**Directions for this task:** Copy every record exactly, and keep the pictures out.

**Excerpted data:**
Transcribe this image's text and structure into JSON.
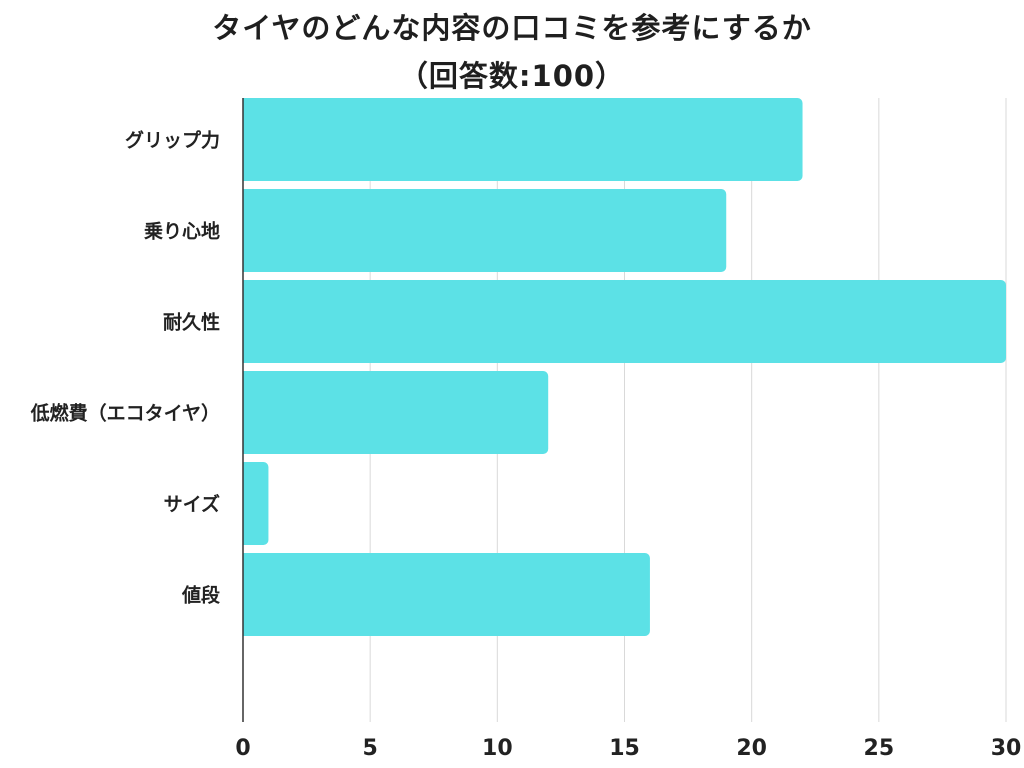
{
  "chart_data": {
    "type": "bar",
    "orientation": "horizontal",
    "title": "タイヤのどんな内容の口コミを参考にするか",
    "subtitle": "（回答数:100）",
    "categories": [
      "グリップ力",
      "乗り心地",
      "耐久性",
      "低燃費（エコタイヤ）",
      "サイズ",
      "値段"
    ],
    "values": [
      22,
      19,
      30,
      12,
      1,
      16
    ],
    "xlim": [
      0,
      30
    ],
    "xticks": [
      "0",
      "5",
      "10",
      "15",
      "20",
      "25",
      "30"
    ],
    "xlabel": "",
    "ylabel": "",
    "grid": true,
    "bar_color": "#5ce1e6",
    "grid_color": "#d9d9d9",
    "axis_color": "#333333"
  }
}
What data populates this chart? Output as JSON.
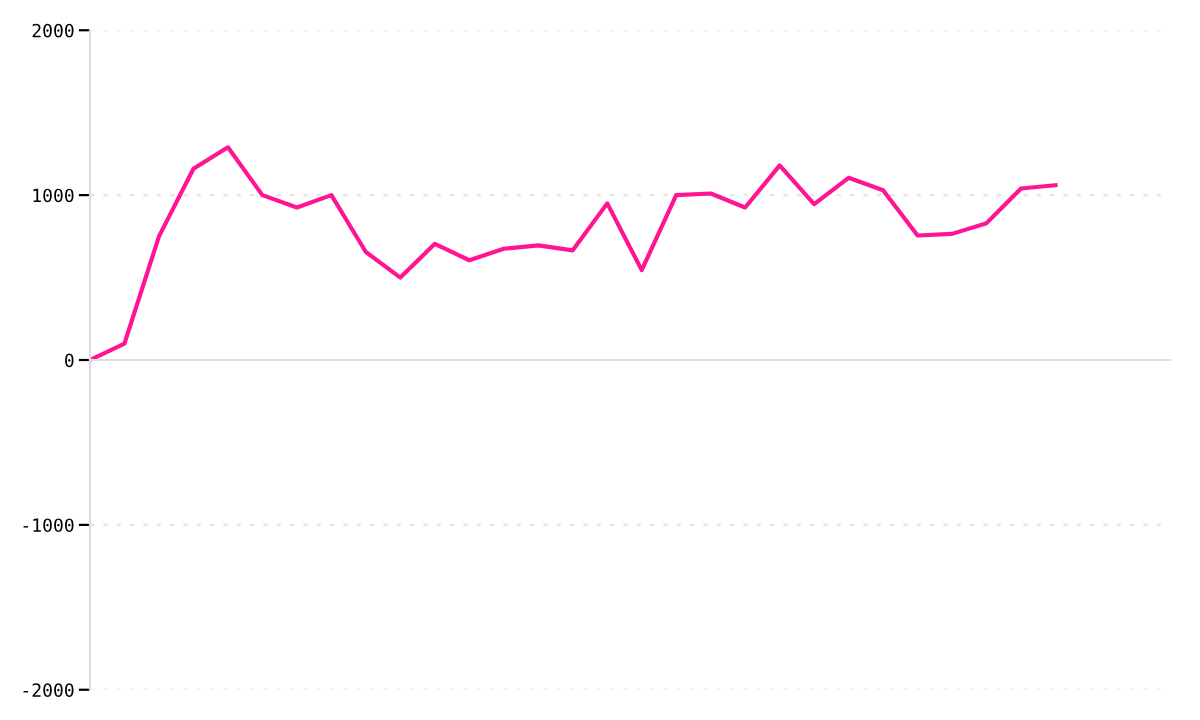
{
  "chart_data": {
    "type": "line",
    "categories": [
      null,
      null,
      null,
      null,
      null,
      null,
      null,
      null,
      null,
      null,
      null,
      null,
      null,
      null,
      null,
      null,
      null,
      null,
      null,
      null,
      null,
      null,
      null,
      null,
      null,
      null,
      null,
      null,
      null
    ],
    "series": [
      {
        "color": "#ff1493",
        "values": [
          0,
          100,
          750,
          1160,
          1290,
          1000,
          925,
          1000,
          655,
          500,
          705,
          605,
          675,
          695,
          665,
          950,
          545,
          1000,
          1010,
          925,
          1180,
          945,
          1105,
          1030,
          755,
          765,
          830,
          1040,
          1060
        ]
      }
    ],
    "ylim": [
      -2000,
      2000
    ],
    "yticks": [
      -2000,
      -1000,
      0,
      1000,
      2000
    ],
    "tick_labels": "y",
    "grid": "y",
    "marker": "none",
    "line_style": "solid"
  }
}
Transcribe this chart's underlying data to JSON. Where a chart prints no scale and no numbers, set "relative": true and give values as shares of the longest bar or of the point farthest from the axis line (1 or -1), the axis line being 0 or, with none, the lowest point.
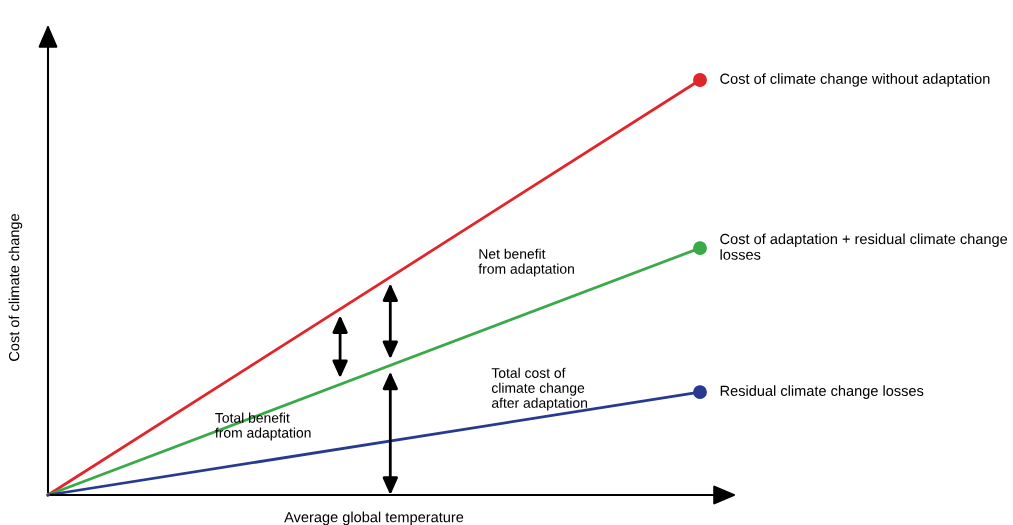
{
  "chart_data": {
    "type": "line",
    "relative": true,
    "xlabel": "Average global temperature",
    "ylabel": "Cost of climate change",
    "categories": [
      null,
      null
    ],
    "marker": "circle",
    "line_style": "solid",
    "series": [
      {
        "name": "Cost of climate change without adaptation",
        "color": "#e0262b",
        "values": [
          0,
          1
        ]
      },
      {
        "name": "Cost of adaptation + residual climate change losses",
        "color": "#3aaa49",
        "values": [
          0,
          0.595
        ]
      },
      {
        "name": "Residual climate change losses",
        "color": "#283a8f",
        "values": [
          0,
          0.248
        ]
      }
    ],
    "annotations": [
      "Net benefit\nfrom adaptation",
      "Total benefit\nfrom adaptation",
      "Total cost of\nclimate change\nafter adaptation"
    ]
  }
}
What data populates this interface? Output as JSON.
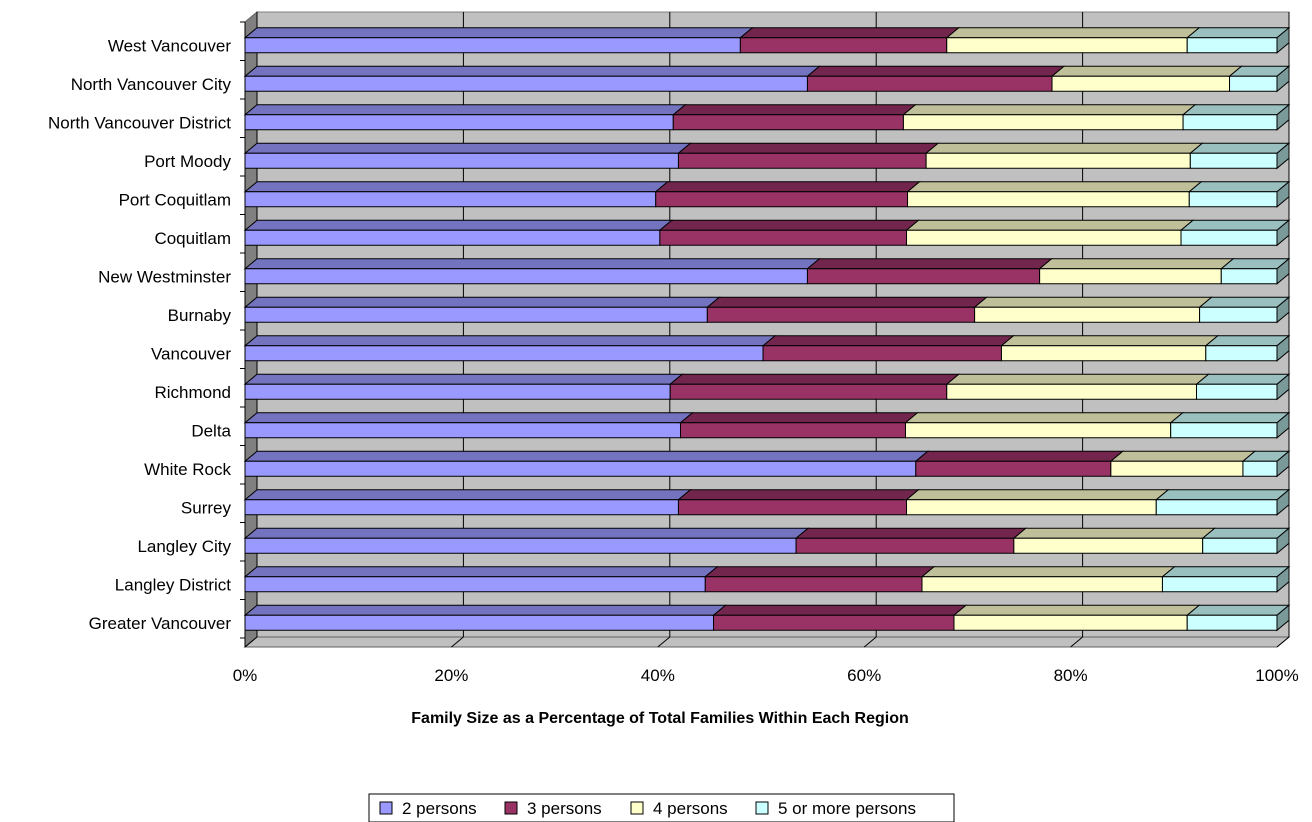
{
  "chart_data": {
    "type": "bar",
    "orientation": "horizontal",
    "stacked": "percent",
    "three_d": true,
    "categories": [
      "West Vancouver",
      "North Vancouver City",
      "North Vancouver District",
      "Port Moody",
      "Port Coquitlam",
      "Coquitlam",
      "New Westminster",
      "Burnaby",
      "Vancouver",
      "Richmond",
      "Delta",
      "White Rock",
      "Surrey",
      "Langley City",
      "Langley District",
      "Greater Vancouver"
    ],
    "series": [
      {
        "name": "2 persons",
        "color": "#9999ff",
        "values": [
          48,
          54.5,
          41.5,
          42,
          39.8,
          40.2,
          54.5,
          44.8,
          50.2,
          41.2,
          42.2,
          65,
          42,
          53.4,
          44.6,
          45.4
        ]
      },
      {
        "name": "3 persons",
        "color": "#993366",
        "values": [
          20,
          23.7,
          22.3,
          24,
          24.4,
          23.9,
          22.5,
          25.9,
          23.1,
          26.8,
          21.8,
          18.9,
          22.1,
          21.1,
          21,
          23.3
        ]
      },
      {
        "name": "4 persons",
        "color": "#ffffcc",
        "values": [
          23.3,
          17.2,
          27.1,
          25.6,
          27.3,
          26.6,
          17.6,
          21.8,
          19.8,
          24.2,
          25.7,
          12.8,
          24.2,
          18.3,
          23.3,
          22.6
        ]
      },
      {
        "name": "5 or more persons",
        "color": "#ccffff",
        "values": [
          8.7,
          4.6,
          9.1,
          8.4,
          8.5,
          9.3,
          5.4,
          7.5,
          6.9,
          7.8,
          10.3,
          3.3,
          11.7,
          7.2,
          11.1,
          8.7
        ]
      }
    ],
    "xlim": [
      0,
      100
    ],
    "x_ticks": [
      "0%",
      "20%",
      "40%",
      "60%",
      "80%",
      "100%"
    ],
    "xlabel": "Family Size as a Percentage of Total Families Within Each Region",
    "grid": true,
    "legend_position": "bottom"
  }
}
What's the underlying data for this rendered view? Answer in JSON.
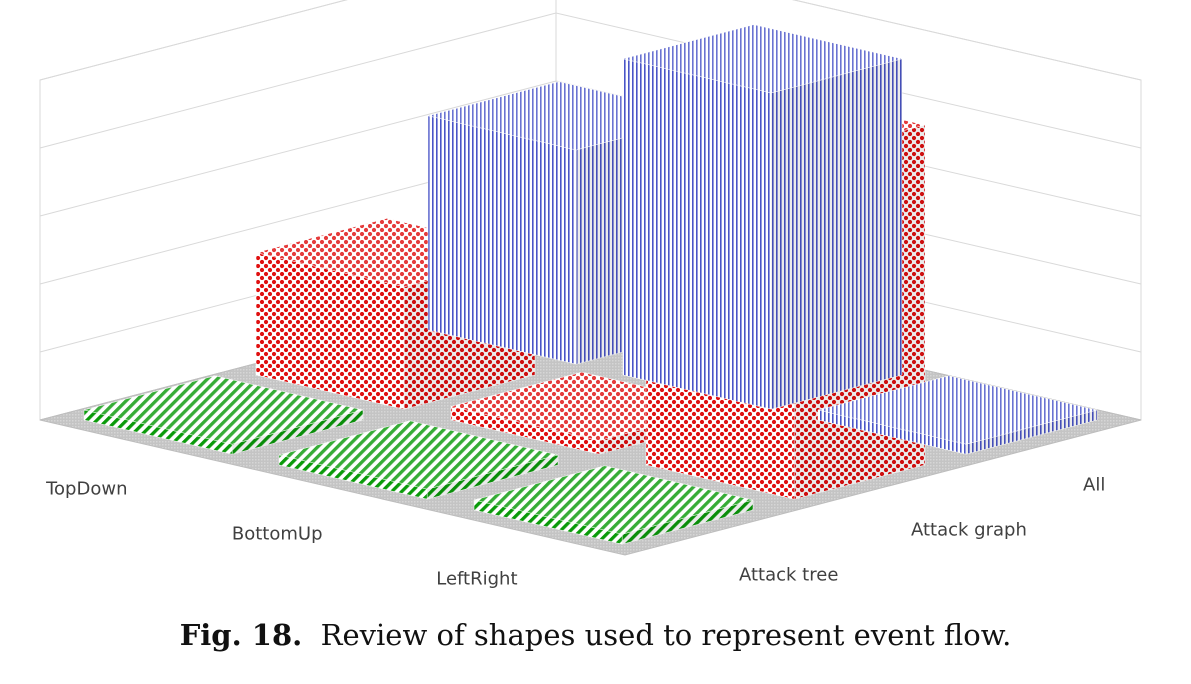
{
  "chart_data": {
    "type": "bar3d",
    "categories": [
      "TopDown",
      "BottomUp",
      "LeftRight"
    ],
    "series": [
      {
        "name": "All",
        "values": [
          63,
          93,
          2
        ],
        "color": "#4a55c8",
        "pattern": "vertical-stripes"
      },
      {
        "name": "Attack graph",
        "values": [
          36,
          4,
          100
        ],
        "color": "#e01010",
        "pattern": "dots"
      },
      {
        "name": "Attack tree",
        "values": [
          0,
          0,
          0
        ],
        "color": "#0a9a0a",
        "pattern": "diagonal-stripes"
      }
    ],
    "zlim": [
      0,
      100
    ],
    "zticks": [
      0,
      20,
      40,
      60,
      80,
      100
    ],
    "grid": true
  },
  "caption": {
    "label": "Fig. 18.",
    "text": "Review of shapes used to represent event flow."
  }
}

**Exercise answer:**
Transcribe this image's text and structure into JSON.
{
  "chart_data": {
    "type": "bar",
    "orientation": "horizontal",
    "title": "タイヤのどんな内容の口コミを参考にするか",
    "subtitle": "（回答数:100）",
    "categories": [
      "グリップ力",
      "乗り心地",
      "耐久性",
      "低燃費（エコタイヤ）",
      "サイズ",
      "値段"
    ],
    "values": [
      22,
      19,
      30,
      12,
      1,
      16
    ],
    "xlim": [
      0,
      30
    ],
    "xticks": [
      "0",
      "5",
      "10",
      "15",
      "20",
      "25",
      "30"
    ],
    "xlabel": "",
    "ylabel": "",
    "grid": true,
    "bar_color": "#5ce1e6",
    "grid_color": "#d9d9d9",
    "axis_color": "#333333"
  }
}
What data populates this chart? Output as JSON.
{
  "chart_data": {
    "type": "line",
    "categories": [
      null,
      null,
      null,
      null,
      null,
      null,
      null,
      null,
      null,
      null,
      null,
      null,
      null,
      null,
      null,
      null,
      null,
      null,
      null,
      null,
      null,
      null,
      null,
      null,
      null,
      null,
      null,
      null,
      null
    ],
    "series": [
      {
        "color": "#ff1493",
        "values": [
          0,
          100,
          750,
          1160,
          1290,
          1000,
          925,
          1000,
          655,
          500,
          705,
          605,
          675,
          695,
          665,
          950,
          545,
          1000,
          1010,
          925,
          1180,
          945,
          1105,
          1030,
          755,
          765,
          830,
          1040,
          1060
        ]
      }
    ],
    "ylim": [
      -2000,
      2000
    ],
    "yticks": [
      -2000,
      -1000,
      0,
      1000,
      2000
    ],
    "tick_labels": "y",
    "grid": "y",
    "marker": "none",
    "line_style": "solid"
  }
}
Transcribe this chart's underlying data to JSON. Where a chart prints no scale and no numbers, set "relative": true and give values as shares of the longest bar or of the point farthest from the axis line (1 or -1), the axis line being 0 or, with none, the lowest point.
{
  "chart_data": {
    "type": "line",
    "relative": true,
    "xlabel": "Average global temperature",
    "ylabel": "Cost of climate change",
    "categories": [
      null,
      null
    ],
    "marker": "circle",
    "line_style": "solid",
    "series": [
      {
        "name": "Cost of climate change without adaptation",
        "color": "#e0262b",
        "values": [
          0,
          1
        ]
      },
      {
        "name": "Cost of adaptation + residual climate change losses",
        "color": "#3aaa49",
        "values": [
          0,
          0.595
        ]
      },
      {
        "name": "Residual climate change losses",
        "color": "#283a8f",
        "values": [
          0,
          0.248
        ]
      }
    ],
    "annotations": [
      "Net benefit\nfrom adaptation",
      "Total benefit\nfrom adaptation",
      "Total cost of\nclimate change\nafter adaptation"
    ]
  }
}
What data populates this interface? Output as JSON.
{
  "chart_data": {
    "type": "bar",
    "orientation": "horizontal",
    "stacked": "percent",
    "three_d": true,
    "categories": [
      "West Vancouver",
      "North Vancouver City",
      "North Vancouver District",
      "Port Moody",
      "Port Coquitlam",
      "Coquitlam",
      "New Westminster",
      "Burnaby",
      "Vancouver",
      "Richmond",
      "Delta",
      "White Rock",
      "Surrey",
      "Langley City",
      "Langley District",
      "Greater Vancouver"
    ],
    "series": [
      {
        "name": "2 persons",
        "color": "#9999ff",
        "values": [
          48,
          54.5,
          41.5,
          42,
          39.8,
          40.2,
          54.5,
          44.8,
          50.2,
          41.2,
          42.2,
          65,
          42,
          53.4,
          44.6,
          45.4
        ]
      },
      {
        "name": "3 persons",
        "color": "#993366",
        "values": [
          20,
          23.7,
          22.3,
          24,
          24.4,
          23.9,
          22.5,
          25.9,
          23.1,
          26.8,
          21.8,
          18.9,
          22.1,
          21.1,
          21,
          23.3
        ]
      },
      {
        "name": "4 persons",
        "color": "#ffffcc",
        "values": [
          23.3,
          17.2,
          27.1,
          25.6,
          27.3,
          26.6,
          17.6,
          21.8,
          19.8,
          24.2,
          25.7,
          12.8,
          24.2,
          18.3,
          23.3,
          22.6
        ]
      },
      {
        "name": "5 or more persons",
        "color": "#ccffff",
        "values": [
          8.7,
          4.6,
          9.1,
          8.4,
          8.5,
          9.3,
          5.4,
          7.5,
          6.9,
          7.8,
          10.3,
          3.3,
          11.7,
          7.2,
          11.1,
          8.7
        ]
      }
    ],
    "xlim": [
      0,
      100
    ],
    "x_ticks": [
      "0%",
      "20%",
      "40%",
      "60%",
      "80%",
      "100%"
    ],
    "xlabel": "Family Size as a Percentage of Total Families Within Each Region",
    "grid": true,
    "legend_position": "bottom"
  }
}
What's the underlying data for this rendered view? Answer in JSON.
{
  "chart_data": {
    "type": "bar3d",
    "categories": [
      "TopDown",
      "BottomUp",
      "LeftRight"
    ],
    "series": [
      {
        "name": "All",
        "values": [
          63,
          93,
          2
        ],
        "color": "#4a55c8",
        "pattern": "vertical-stripes"
      },
      {
        "name": "Attack graph",
        "values": [
          36,
          4,
          100
        ],
        "color": "#e01010",
        "pattern": "dots"
      },
      {
        "name": "Attack tree",
        "values": [
          0,
          0,
          0
        ],
        "color": "#0a9a0a",
        "pattern": "diagonal-stripes"
      }
    ],
    "zlim": [
      0,
      100
    ],
    "zticks": [
      0,
      20,
      40,
      60,
      80,
      100
    ],
    "grid": true
  },
  "caption": {
    "label": "Fig. 18.",
    "text": "Review of shapes used to represent event flow."
  }
}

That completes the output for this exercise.